## Brief:
Find every line in the records below that holds the word "avents", and copy each one.

## Records supplied:

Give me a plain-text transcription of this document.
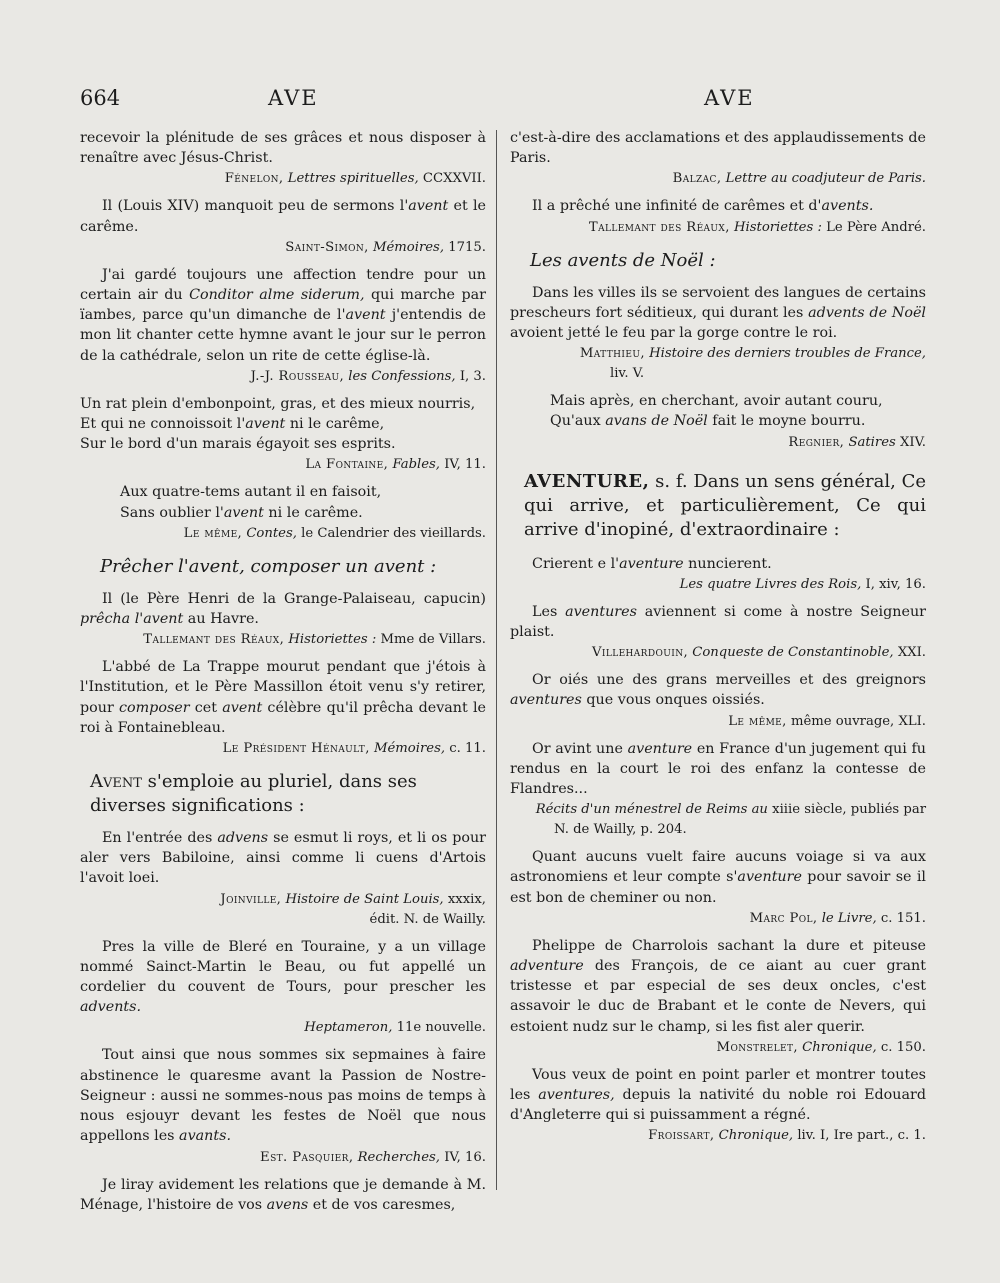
664	AVE	AVE

recevoir la plénitude de ses grâces et nous disposer à renaître avec Jésus-Christ.

Fénelon, Lettres spirituelles, CCXXVII.

Il (Louis XIV) manquoit peu de sermons l'avent et le carême.

Saint-Simon, Mémoires, 1715.

J'ai gardé toujours une affection tendre pour un certain air du Conditor alme siderum, qui marche par ïambes, parce qu'un dimanche de l'avent j'entendis de mon lit chanter cette hymne avant le jour sur le perron de la cathédrale, selon un rite de cette église-là.

J.-J. Rousseau, les Confessions, I, 3.

Un rat plein d'embonpoint, gras, et des mieux nourris,

Et qui ne connoissoit l'avent ni le carême,

Sur le bord d'un marais égayoit ses esprits.

La Fontaine, Fables, IV, 11.

Aux quatre-tems autant il en faisoit,

Sans oublier l'avent ni le carême.

Le même, Contes, le Calendrier des vieillards.

Prêcher l'avent, composer un avent :

Il (le Père Henri de la Grange-Palaiseau, capucin) prêcha l'avent au Havre.

Tallemant des Réaux, Historiettes : Mme de Villars.

L'abbé de La Trappe mourut pendant que j'étois à l'Institution, et le Père Massillon étoit venu s'y retirer, pour composer cet avent célèbre qu'il prêcha devant le roi à Fontainebleau.

Le Président Hénault, Mémoires, c. 11.

Avent s'emploie au pluriel, dans ses diverses significations :

En l'entrée des advens se esmut li roys, et li os pour aler vers Babiloine, ainsi comme li cuens d'Artois l'avoit loei.

Joinville, Histoire de Saint Louis, xxxix,

édit. N. de Wailly.

Pres la ville de Bleré en Touraine, y a un village nommé Sainct-Martin le Beau, ou fut appellé un cordelier du couvent de Tours, pour prescher les advents.

Heptameron, 11e nouvelle.

Tout ainsi que nous sommes six sepmaines à faire abstinence le quaresme avant la Passion de Nostre-Seigneur : aussi ne sommes-nous pas moins de temps à nous esjouyr devant les festes de Noël que nous appellons les avants.

Est. Pasquier, Recherches, IV, 16.

Je liray avidement les relations que je demande à M. Ménage, l'histoire de vos avens et de vos caresmes,

c'est-à-dire des acclamations et des applaudissements de Paris.

Balzac, Lettre au coadjuteur de Paris.

Il a prêché une infinité de carêmes et d'avents.

Tallemant des Réaux, Historiettes : Le Père André.

Les avents de Noël :

Dans les villes ils se servoient des langues de certains prescheurs fort séditieux, qui durant les advents de Noël avoient jetté le feu par la gorge contre le roi.

Matthieu, Histoire des derniers troubles de France,

liv. V.

Mais après, en cherchant, avoir autant couru,

Qu'aux avans de Noël fait le moyne bourru.

Regnier, Satires XIV.

AVENTURE, s. f. Dans un sens général, Ce qui arrive, et particulièrement, Ce qui arrive d'inopiné, d'extraordinaire :

Crierent e l'aventure nuncierent.

Les quatre Livres des Rois, I, xiv, 16.

Les aventures aviennent si come à nostre Seigneur plaist.

Villehardouin, Conqueste de Constantinoble, XXI.

Or oiés une des grans merveilles et des greignors aventures que vous onques oissiés.

Le même, même ouvrage, XLI.

Or avint une aventure en France d'un jugement qui fu rendus en la court le roi des enfanz la contesse de Flandres...

Récits d'un ménestrel de Reims au xiiie siècle, publiés par

N. de Wailly, p. 204.

Quant aucuns vuelt faire aucuns voiage si va aux astronomiens et leur compte s'aventure pour savoir se il est bon de cheminer ou non.

Marc Pol, le Livre, c. 151.

Phelippe de Charrolois sachant la dure et piteuse adventure des François, de ce aiant au cuer grant tristesse et par especial de ses deux oncles, c'est assavoir le duc de Brabant et le conte de Nevers, qui estoient nudz sur le champ, si les fist aler querir.

Monstrelet, Chronique, c. 150.

Vous veux de point en point parler et montrer toutes les aventures, depuis la nativité du noble roi Edouard d'Angleterre qui si puissamment a régné.

Froissart, Chronique, liv. I, Ire part., c. 1.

## The answer:
Il a prêché une infinité de carêmes et d'avents.
Les avents de Noël :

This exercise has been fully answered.